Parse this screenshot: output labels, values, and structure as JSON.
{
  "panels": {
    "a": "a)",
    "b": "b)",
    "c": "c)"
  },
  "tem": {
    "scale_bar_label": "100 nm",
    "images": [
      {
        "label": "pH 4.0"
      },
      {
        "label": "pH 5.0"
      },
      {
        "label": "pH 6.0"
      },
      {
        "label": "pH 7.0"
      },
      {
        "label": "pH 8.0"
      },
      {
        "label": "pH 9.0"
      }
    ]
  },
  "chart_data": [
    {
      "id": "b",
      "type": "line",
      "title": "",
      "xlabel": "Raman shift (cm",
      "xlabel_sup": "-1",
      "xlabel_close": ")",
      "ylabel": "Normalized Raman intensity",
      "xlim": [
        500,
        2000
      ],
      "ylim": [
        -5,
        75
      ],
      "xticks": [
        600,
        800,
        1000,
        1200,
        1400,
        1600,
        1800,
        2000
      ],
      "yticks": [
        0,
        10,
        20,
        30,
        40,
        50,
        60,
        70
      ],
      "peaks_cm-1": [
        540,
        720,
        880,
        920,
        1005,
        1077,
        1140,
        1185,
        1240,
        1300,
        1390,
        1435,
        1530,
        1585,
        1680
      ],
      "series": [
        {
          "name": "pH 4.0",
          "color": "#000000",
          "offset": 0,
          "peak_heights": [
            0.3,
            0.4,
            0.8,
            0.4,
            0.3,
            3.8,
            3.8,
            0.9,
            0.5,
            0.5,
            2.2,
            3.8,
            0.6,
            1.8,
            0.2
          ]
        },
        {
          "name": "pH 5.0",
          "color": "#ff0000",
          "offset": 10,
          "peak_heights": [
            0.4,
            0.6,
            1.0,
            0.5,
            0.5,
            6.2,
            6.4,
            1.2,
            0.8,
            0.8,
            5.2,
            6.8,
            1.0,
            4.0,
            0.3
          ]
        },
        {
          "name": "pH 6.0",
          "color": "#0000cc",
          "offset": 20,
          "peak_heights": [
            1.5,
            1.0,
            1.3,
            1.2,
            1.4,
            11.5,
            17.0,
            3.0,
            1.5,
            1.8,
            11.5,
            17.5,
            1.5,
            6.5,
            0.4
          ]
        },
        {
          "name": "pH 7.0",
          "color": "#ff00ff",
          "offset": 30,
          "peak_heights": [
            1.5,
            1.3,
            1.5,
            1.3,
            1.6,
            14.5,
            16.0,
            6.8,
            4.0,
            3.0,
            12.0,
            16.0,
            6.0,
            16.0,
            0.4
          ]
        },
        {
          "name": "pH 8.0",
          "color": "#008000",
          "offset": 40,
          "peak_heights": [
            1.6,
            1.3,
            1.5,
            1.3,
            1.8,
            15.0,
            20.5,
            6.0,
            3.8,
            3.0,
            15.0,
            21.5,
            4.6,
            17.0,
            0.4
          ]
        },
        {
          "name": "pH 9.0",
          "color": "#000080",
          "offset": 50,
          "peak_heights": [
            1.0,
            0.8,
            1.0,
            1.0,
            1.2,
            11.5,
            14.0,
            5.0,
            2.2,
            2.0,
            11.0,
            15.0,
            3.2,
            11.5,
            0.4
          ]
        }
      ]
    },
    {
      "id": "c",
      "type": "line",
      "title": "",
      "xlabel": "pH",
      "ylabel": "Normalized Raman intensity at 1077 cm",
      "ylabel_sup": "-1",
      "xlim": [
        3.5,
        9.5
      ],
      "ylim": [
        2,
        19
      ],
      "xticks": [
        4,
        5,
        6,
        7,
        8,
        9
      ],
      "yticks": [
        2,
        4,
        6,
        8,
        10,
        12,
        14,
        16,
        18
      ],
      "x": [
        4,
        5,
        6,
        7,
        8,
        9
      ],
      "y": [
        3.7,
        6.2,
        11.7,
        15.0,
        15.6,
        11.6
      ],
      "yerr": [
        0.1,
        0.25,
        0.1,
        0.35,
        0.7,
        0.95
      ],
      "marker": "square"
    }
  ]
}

▶ What is being asked: Reproduce all the data word for word.

▶ Finished task:
Parse this screenshot: output labels, values, and structure as JSON.
{
  "panels": {
    "a": "a)",
    "b": "b)",
    "c": "c)"
  },
  "tem": {
    "scale_bar_label": "100 nm",
    "images": [
      {
        "label": "pH 4.0"
      },
      {
        "label": "pH 5.0"
      },
      {
        "label": "pH 6.0"
      },
      {
        "label": "pH 7.0"
      },
      {
        "label": "pH 8.0"
      },
      {
        "label": "pH 9.0"
      }
    ]
  },
  "chart_data": [
    {
      "id": "b",
      "type": "line",
      "title": "",
      "xlabel": "Raman shift (cm",
      "xlabel_sup": "-1",
      "xlabel_close": ")",
      "ylabel": "Normalized Raman intensity",
      "xlim": [
        500,
        2000
      ],
      "ylim": [
        -5,
        75
      ],
      "xticks": [
        600,
        800,
        1000,
        1200,
        1400,
        1600,
        1800,
        2000
      ],
      "yticks": [
        0,
        10,
        20,
        30,
        40,
        50,
        60,
        70
      ],
      "peaks_cm-1": [
        540,
        720,
        880,
        920,
        1005,
        1077,
        1140,
        1185,
        1240,
        1300,
        1390,
        1435,
        1530,
        1585,
        1680
      ],
      "series": [
        {
          "name": "pH 4.0",
          "color": "#000000",
          "offset": 0,
          "peak_heights": [
            0.3,
            0.4,
            0.8,
            0.4,
            0.3,
            3.8,
            3.8,
            0.9,
            0.5,
            0.5,
            2.2,
            3.8,
            0.6,
            1.8,
            0.2
          ]
        },
        {
          "name": "pH 5.0",
          "color": "#ff0000",
          "offset": 10,
          "peak_heights": [
            0.4,
            0.6,
            1.0,
            0.5,
            0.5,
            6.2,
            6.4,
            1.2,
            0.8,
            0.8,
            5.2,
            6.8,
            1.0,
            4.0,
            0.3
          ]
        },
        {
          "name": "pH 6.0",
          "color": "#0000cc",
          "offset": 20,
          "peak_heights": [
            1.5,
            1.0,
            1.3,
            1.2,
            1.4,
            11.5,
            17.0,
            3.0,
            1.5,
            1.8,
            11.5,
            17.5,
            1.5,
            6.5,
            0.4
          ]
        },
        {
          "name": "pH 7.0",
          "color": "#ff00ff",
          "offset": 30,
          "peak_heights": [
            1.5,
            1.3,
            1.5,
            1.3,
            1.6,
            14.5,
            16.0,
            6.8,
            4.0,
            3.0,
            12.0,
            16.0,
            6.0,
            16.0,
            0.4
          ]
        },
        {
          "name": "pH 8.0",
          "color": "#008000",
          "offset": 40,
          "peak_heights": [
            1.6,
            1.3,
            1.5,
            1.3,
            1.8,
            15.0,
            20.5,
            6.0,
            3.8,
            3.0,
            15.0,
            21.5,
            4.6,
            17.0,
            0.4
          ]
        },
        {
          "name": "pH 9.0",
          "color": "#000080",
          "offset": 50,
          "peak_heights": [
            1.0,
            0.8,
            1.0,
            1.0,
            1.2,
            11.5,
            14.0,
            5.0,
            2.2,
            2.0,
            11.0,
            15.0,
            3.2,
            11.5,
            0.4
          ]
        }
      ]
    },
    {
      "id": "c",
      "type": "line",
      "title": "",
      "xlabel": "pH",
      "ylabel": "Normalized Raman intensity at 1077 cm",
      "ylabel_sup": "-1",
      "xlim": [
        3.5,
        9.5
      ],
      "ylim": [
        2,
        19
      ],
      "xticks": [
        4,
        5,
        6,
        7,
        8,
        9
      ],
      "yticks": [
        2,
        4,
        6,
        8,
        10,
        12,
        14,
        16,
        18
      ],
      "x": [
        4,
        5,
        6,
        7,
        8,
        9
      ],
      "y": [
        3.7,
        6.2,
        11.7,
        15.0,
        15.6,
        11.6
      ],
      "yerr": [
        0.1,
        0.25,
        0.1,
        0.35,
        0.7,
        0.95
      ],
      "marker": "square"
    }
  ]
}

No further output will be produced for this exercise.